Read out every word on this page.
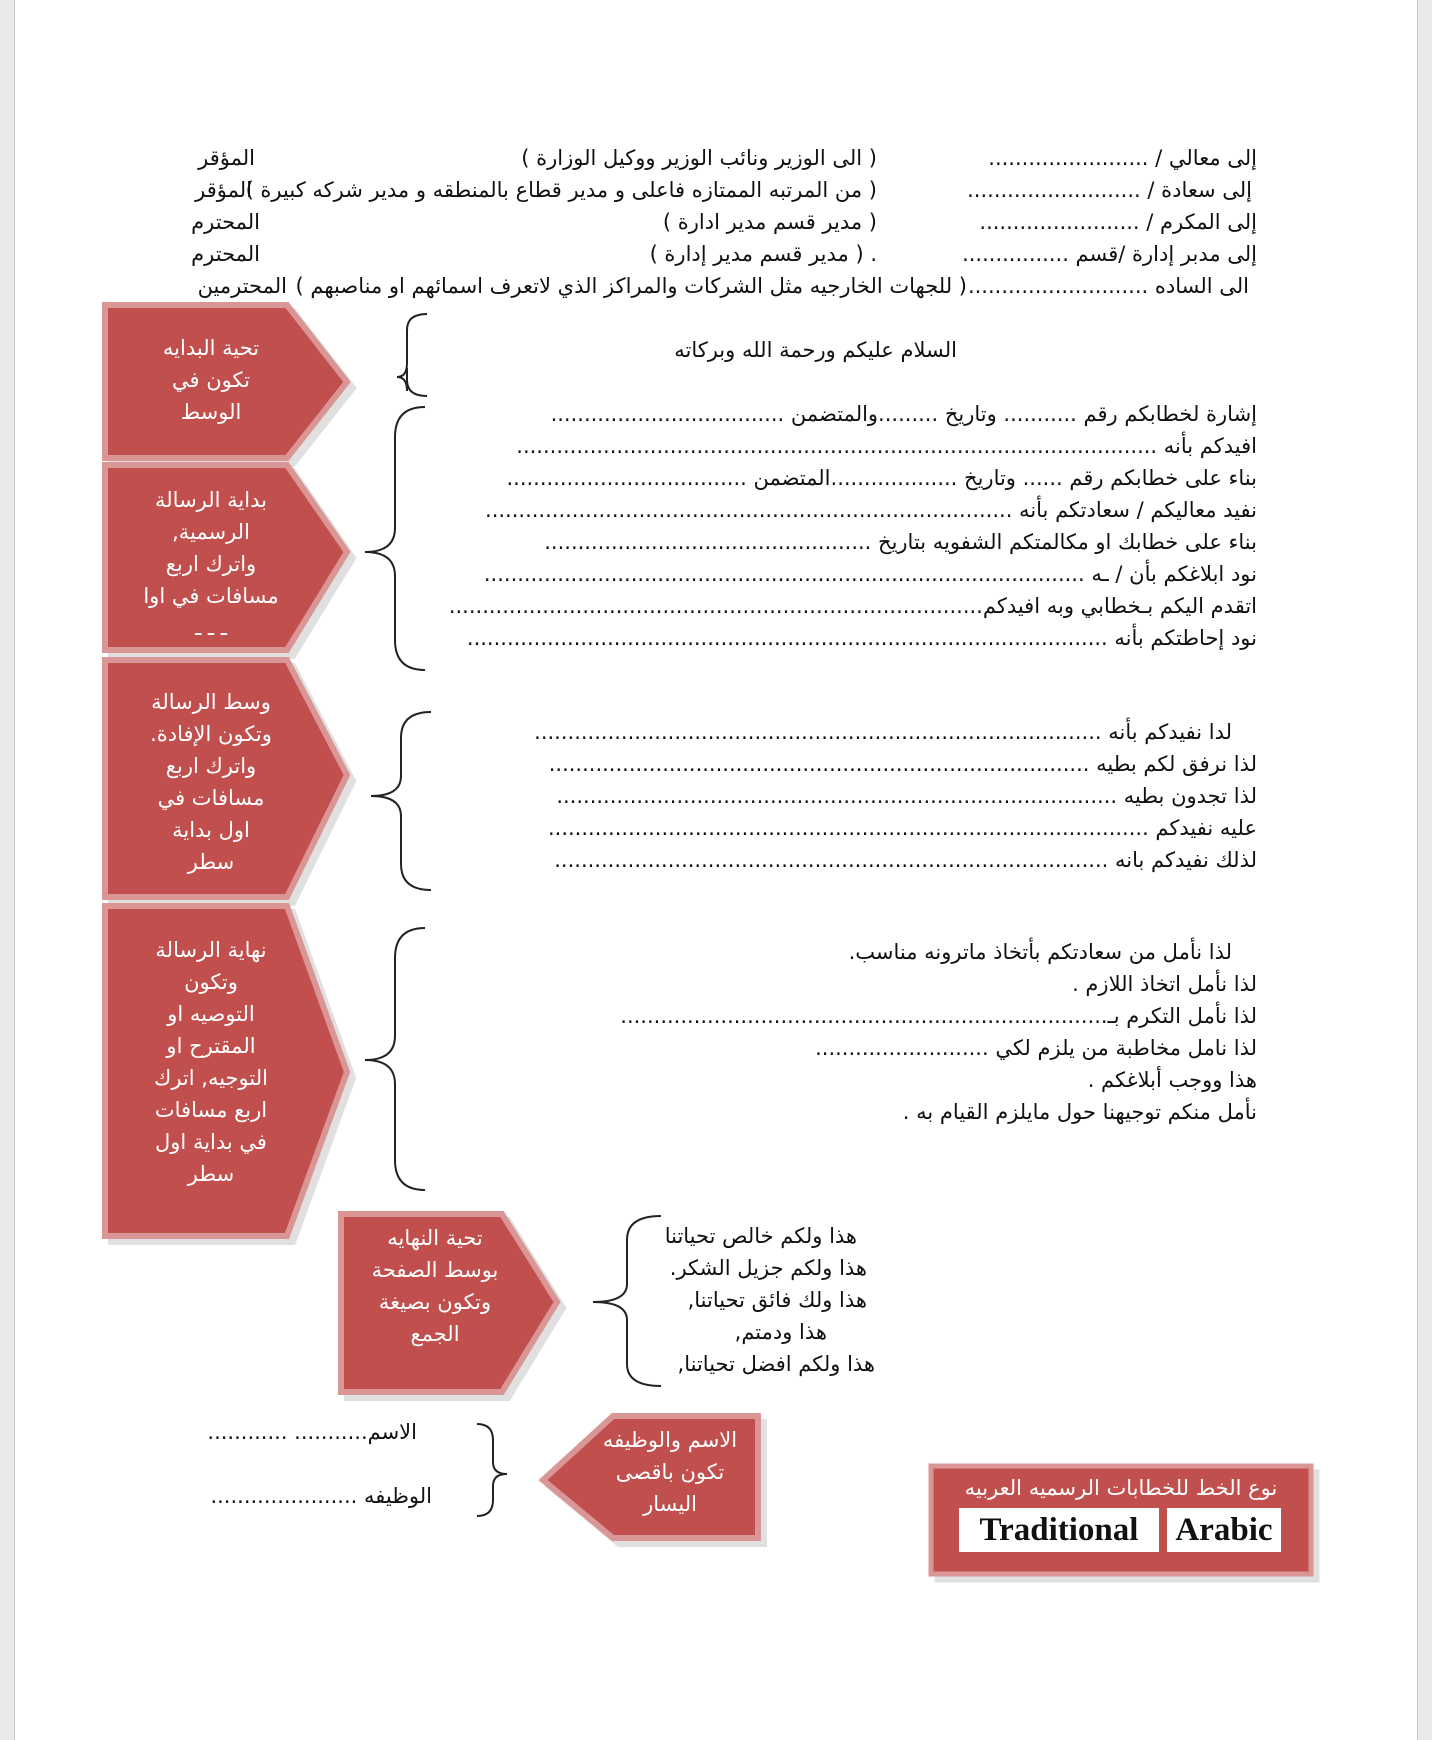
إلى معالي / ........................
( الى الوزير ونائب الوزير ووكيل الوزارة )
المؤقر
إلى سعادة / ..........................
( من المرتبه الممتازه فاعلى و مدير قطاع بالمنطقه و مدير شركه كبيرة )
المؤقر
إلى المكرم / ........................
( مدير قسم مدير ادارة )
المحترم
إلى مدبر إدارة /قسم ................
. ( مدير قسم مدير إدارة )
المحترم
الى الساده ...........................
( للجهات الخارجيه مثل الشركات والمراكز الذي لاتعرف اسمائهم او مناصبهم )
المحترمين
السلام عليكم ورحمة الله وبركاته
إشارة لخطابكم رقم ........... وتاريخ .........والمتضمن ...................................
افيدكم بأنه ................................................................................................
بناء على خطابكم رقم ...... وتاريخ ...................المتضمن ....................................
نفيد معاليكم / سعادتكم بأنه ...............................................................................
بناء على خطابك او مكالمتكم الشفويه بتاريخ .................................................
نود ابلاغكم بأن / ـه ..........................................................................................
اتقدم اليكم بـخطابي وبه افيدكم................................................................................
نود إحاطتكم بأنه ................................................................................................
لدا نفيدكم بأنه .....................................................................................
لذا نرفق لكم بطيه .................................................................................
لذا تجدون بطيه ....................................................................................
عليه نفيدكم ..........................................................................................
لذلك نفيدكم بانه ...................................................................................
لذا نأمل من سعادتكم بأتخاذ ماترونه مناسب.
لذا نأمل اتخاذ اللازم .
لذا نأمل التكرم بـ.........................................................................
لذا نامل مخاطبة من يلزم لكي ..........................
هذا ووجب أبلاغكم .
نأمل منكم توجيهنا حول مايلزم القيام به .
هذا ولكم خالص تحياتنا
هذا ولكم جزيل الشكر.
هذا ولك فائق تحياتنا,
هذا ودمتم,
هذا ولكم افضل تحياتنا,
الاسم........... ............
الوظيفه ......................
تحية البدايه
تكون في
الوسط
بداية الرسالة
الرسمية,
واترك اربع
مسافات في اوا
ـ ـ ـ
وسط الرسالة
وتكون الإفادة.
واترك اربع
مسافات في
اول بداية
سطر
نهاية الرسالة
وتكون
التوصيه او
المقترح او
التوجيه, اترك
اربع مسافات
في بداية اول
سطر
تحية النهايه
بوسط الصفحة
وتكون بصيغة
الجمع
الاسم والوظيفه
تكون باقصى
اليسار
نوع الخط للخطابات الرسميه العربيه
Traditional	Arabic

• • • • • • •

_EXERCISE_
Leave images out of the retyped records; keep all else exact.

_PROBLEM SOLUTION_
Read out every word on this page.
إلى معالي / ........................
( الى الوزير ونائب الوزير ووكيل الوزارة )
المؤقر
إلى سعادة / ..........................
( من المرتبه الممتازه فاعلى و مدير قطاع بالمنطقه و مدير شركه كبيرة )
المؤقر
إلى المكرم / ........................
( مدير قسم مدير ادارة )
المحترم
إلى مدبر إدارة /قسم ................
. ( مدير قسم مدير إدارة )
المحترم
الى الساده ...........................
( للجهات الخارجيه مثل الشركات والمراكز الذي لاتعرف اسمائهم او مناصبهم )
المحترمين
السلام عليكم ورحمة الله وبركاته
إشارة لخطابكم رقم ........... وتاريخ .........والمتضمن ...................................
افيدكم بأنه ................................................................................................
بناء على خطابكم رقم ...... وتاريخ ...................المتضمن ....................................
نفيد معاليكم / سعادتكم بأنه ...............................................................................
بناء على خطابك او مكالمتكم الشفويه بتاريخ .................................................
نود ابلاغكم بأن / ـه ..........................................................................................
اتقدم اليكم بـخطابي وبه افيدكم................................................................................
نود إحاطتكم بأنه ................................................................................................
لدا نفيدكم بأنه .....................................................................................
لذا نرفق لكم بطيه .................................................................................
لذا تجدون بطيه ....................................................................................
عليه نفيدكم ..........................................................................................
لذلك نفيدكم بانه ...................................................................................
لذا نأمل من سعادتكم بأتخاذ ماترونه مناسب.
لذا نأمل اتخاذ اللازم .
لذا نأمل التكرم بـ.........................................................................
لذا نامل مخاطبة من يلزم لكي ..........................
هذا ووجب أبلاغكم .
نأمل منكم توجيهنا حول مايلزم القيام به .
هذا ولكم خالص تحياتنا
هذا ولكم جزيل الشكر.
هذا ولك فائق تحياتنا,
هذا ودمتم,
هذا ولكم افضل تحياتنا,
الاسم........... ............
الوظيفه ......................
تحية البدايه
تكون في
الوسط
بداية الرسالة
الرسمية,
واترك اربع
مسافات في اوا
ـ ـ ـ
وسط الرسالة
وتكون الإفادة.
واترك اربع
مسافات في
اول بداية
سطر
نهاية الرسالة
وتكون
التوصيه او
المقترح او
التوجيه, اترك
اربع مسافات
في بداية اول
سطر
تحية النهايه
بوسط الصفحة
وتكون بصيغة
الجمع
الاسم والوظيفه
تكون باقصى
اليسار
نوع الخط للخطابات الرسميه العربيه
Traditional	Arabic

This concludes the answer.